◆ Problem: Copy every line from the data below in which the string "this" can be found.

(Data records)
========

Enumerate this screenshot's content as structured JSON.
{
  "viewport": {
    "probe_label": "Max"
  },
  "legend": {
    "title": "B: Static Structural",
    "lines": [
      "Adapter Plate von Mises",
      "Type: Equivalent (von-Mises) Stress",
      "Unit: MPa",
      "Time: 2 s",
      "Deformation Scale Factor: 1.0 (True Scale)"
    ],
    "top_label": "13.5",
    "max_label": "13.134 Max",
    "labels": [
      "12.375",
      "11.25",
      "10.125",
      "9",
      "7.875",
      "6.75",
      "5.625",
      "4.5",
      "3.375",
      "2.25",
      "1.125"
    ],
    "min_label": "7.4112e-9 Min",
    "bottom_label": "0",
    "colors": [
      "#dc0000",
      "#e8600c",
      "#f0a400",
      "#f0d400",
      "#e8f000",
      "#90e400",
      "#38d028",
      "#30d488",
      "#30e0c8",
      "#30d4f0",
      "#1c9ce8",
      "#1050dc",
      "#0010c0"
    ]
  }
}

========

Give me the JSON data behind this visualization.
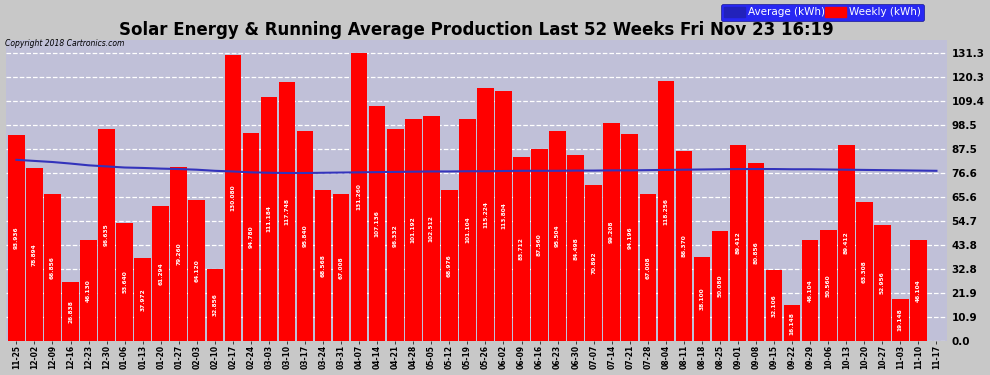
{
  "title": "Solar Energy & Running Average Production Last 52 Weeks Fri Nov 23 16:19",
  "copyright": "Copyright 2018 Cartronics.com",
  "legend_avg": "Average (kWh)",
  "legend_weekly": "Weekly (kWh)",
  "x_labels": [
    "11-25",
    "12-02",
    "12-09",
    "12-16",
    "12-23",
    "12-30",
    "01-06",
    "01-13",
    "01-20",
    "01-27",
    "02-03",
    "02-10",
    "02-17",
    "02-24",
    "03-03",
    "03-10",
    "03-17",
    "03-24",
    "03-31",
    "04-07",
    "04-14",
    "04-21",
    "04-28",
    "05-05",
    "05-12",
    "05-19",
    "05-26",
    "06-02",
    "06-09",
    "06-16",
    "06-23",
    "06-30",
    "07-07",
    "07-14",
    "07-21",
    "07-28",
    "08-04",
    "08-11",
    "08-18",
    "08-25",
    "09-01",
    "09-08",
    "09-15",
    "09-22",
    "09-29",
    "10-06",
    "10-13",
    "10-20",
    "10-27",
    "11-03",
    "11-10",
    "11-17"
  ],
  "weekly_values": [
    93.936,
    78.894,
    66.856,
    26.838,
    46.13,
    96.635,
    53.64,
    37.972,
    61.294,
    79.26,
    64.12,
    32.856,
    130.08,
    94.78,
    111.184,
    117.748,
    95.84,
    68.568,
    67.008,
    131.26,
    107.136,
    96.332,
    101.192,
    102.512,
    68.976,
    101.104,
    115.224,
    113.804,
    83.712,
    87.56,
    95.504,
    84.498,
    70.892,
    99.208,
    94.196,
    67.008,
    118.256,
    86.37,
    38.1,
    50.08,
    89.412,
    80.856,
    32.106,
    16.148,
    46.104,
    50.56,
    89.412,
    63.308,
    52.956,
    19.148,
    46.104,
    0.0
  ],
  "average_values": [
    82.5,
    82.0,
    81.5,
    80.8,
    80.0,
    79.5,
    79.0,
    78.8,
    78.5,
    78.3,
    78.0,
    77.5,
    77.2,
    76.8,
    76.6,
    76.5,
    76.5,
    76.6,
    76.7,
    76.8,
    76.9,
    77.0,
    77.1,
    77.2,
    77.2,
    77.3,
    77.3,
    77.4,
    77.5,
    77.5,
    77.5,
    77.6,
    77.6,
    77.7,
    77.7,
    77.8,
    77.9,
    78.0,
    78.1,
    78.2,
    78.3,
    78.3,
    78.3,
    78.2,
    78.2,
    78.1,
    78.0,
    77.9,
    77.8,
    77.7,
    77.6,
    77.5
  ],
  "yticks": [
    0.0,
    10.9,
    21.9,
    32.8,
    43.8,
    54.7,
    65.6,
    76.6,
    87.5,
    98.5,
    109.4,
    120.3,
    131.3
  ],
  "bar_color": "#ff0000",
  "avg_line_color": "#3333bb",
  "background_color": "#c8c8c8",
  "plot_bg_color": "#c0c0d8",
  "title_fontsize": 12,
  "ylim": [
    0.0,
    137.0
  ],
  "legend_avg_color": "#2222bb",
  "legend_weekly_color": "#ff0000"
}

========

◆ Task solution:
Enumerate this screenshot's content as structured JSON.
Give me the JSON data behind this visualization.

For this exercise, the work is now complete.